### REQUIRED WORK
All of the records below should be output exactly.
## start DATA TO PROCESS
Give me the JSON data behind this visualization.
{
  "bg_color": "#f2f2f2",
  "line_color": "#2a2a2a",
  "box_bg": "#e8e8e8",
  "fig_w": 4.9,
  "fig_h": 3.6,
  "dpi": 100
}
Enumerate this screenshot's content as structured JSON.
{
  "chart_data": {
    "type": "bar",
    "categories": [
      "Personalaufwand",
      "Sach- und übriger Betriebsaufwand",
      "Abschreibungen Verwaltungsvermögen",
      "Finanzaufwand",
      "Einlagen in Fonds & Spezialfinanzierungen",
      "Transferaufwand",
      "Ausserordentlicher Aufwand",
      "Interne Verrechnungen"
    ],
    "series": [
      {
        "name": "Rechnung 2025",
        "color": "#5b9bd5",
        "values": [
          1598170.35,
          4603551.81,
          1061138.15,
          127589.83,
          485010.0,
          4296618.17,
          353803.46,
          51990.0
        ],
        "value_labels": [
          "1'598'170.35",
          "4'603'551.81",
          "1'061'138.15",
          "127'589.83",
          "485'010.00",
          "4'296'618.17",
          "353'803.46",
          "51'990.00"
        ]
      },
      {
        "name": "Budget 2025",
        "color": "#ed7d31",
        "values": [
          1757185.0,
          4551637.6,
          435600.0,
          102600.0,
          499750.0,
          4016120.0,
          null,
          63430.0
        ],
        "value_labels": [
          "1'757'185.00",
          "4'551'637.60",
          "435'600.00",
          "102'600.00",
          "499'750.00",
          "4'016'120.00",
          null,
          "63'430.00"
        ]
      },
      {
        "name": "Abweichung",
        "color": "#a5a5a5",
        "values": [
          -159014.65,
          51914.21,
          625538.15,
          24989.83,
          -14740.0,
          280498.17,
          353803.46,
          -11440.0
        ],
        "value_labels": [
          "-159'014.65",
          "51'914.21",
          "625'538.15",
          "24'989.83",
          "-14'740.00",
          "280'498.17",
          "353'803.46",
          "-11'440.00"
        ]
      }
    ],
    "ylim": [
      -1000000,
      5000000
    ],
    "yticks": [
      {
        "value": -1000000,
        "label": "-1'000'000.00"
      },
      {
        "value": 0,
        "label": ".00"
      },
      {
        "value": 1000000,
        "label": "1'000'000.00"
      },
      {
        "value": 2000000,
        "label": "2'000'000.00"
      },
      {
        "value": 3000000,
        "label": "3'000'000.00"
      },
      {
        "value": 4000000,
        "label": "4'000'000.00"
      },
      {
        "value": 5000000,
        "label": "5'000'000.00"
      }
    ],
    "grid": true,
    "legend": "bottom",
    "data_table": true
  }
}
## end DATA TO PROCESS
### RESPONSE
Give me the JSON data behind this visualization.
{
  "bg_color": "#f2f2f2",
  "line_color": "#2a2a2a",
  "box_bg": "#e8e8e8",
  "fig_w": 4.9,
  "fig_h": 3.6,
  "dpi": 100
}
Enumerate this screenshot's content as structured JSON.
{
  "chart_data": {
    "type": "bar",
    "categories": [
      "Personalaufwand",
      "Sach- und übriger Betriebsaufwand",
      "Abschreibungen Verwaltungsvermögen",
      "Finanzaufwand",
      "Einlagen in Fonds & Spezialfinanzierungen",
      "Transferaufwand",
      "Ausserordentlicher Aufwand",
      "Interne Verrechnungen"
    ],
    "series": [
      {
        "name": "Rechnung 2025",
        "color": "#5b9bd5",
        "values": [
          1598170.35,
          4603551.81,
          1061138.15,
          127589.83,
          485010.0,
          4296618.17,
          353803.46,
          51990.0
        ],
        "value_labels": [
          "1'598'170.35",
          "4'603'551.81",
          "1'061'138.15",
          "127'589.83",
          "485'010.00",
          "4'296'618.17",
          "353'803.46",
          "51'990.00"
        ]
      },
      {
        "name": "Budget 2025",
        "color": "#ed7d31",
        "values": [
          1757185.0,
          4551637.6,
          435600.0,
          102600.0,
          499750.0,
          4016120.0,
          null,
          63430.0
        ],
        "value_labels": [
          "1'757'185.00",
          "4'551'637.60",
          "435'600.00",
          "102'600.00",
          "499'750.00",
          "4'016'120.00",
          null,
          "63'430.00"
        ]
      },
      {
        "name": "Abweichung",
        "color": "#a5a5a5",
        "values": [
          -159014.65,
          51914.21,
          625538.15,
          24989.83,
          -14740.0,
          280498.17,
          353803.46,
          -11440.0
        ],
        "value_labels": [
          "-159'014.65",
          "51'914.21",
          "625'538.15",
          "24'989.83",
          "-14'740.00",
          "280'498.17",
          "353'803.46",
          "-11'440.00"
        ]
      }
    ],
    "ylim": [
      -1000000,
      5000000
    ],
    "yticks": [
      {
        "value": -1000000,
        "label": "-1'000'000.00"
      },
      {
        "value": 0,
        "label": ".00"
      },
      {
        "value": 1000000,
        "label": "1'000'000.00"
      },
      {
        "value": 2000000,
        "label": "2'000'000.00"
      },
      {
        "value": 3000000,
        "label": "3'000'000.00"
      },
      {
        "value": 4000000,
        "label": "4'000'000.00"
      },
      {
        "value": 5000000,
        "label": "5'000'000.00"
      }
    ],
    "grid": true,
    "legend": "bottom",
    "data_table": true
  }
}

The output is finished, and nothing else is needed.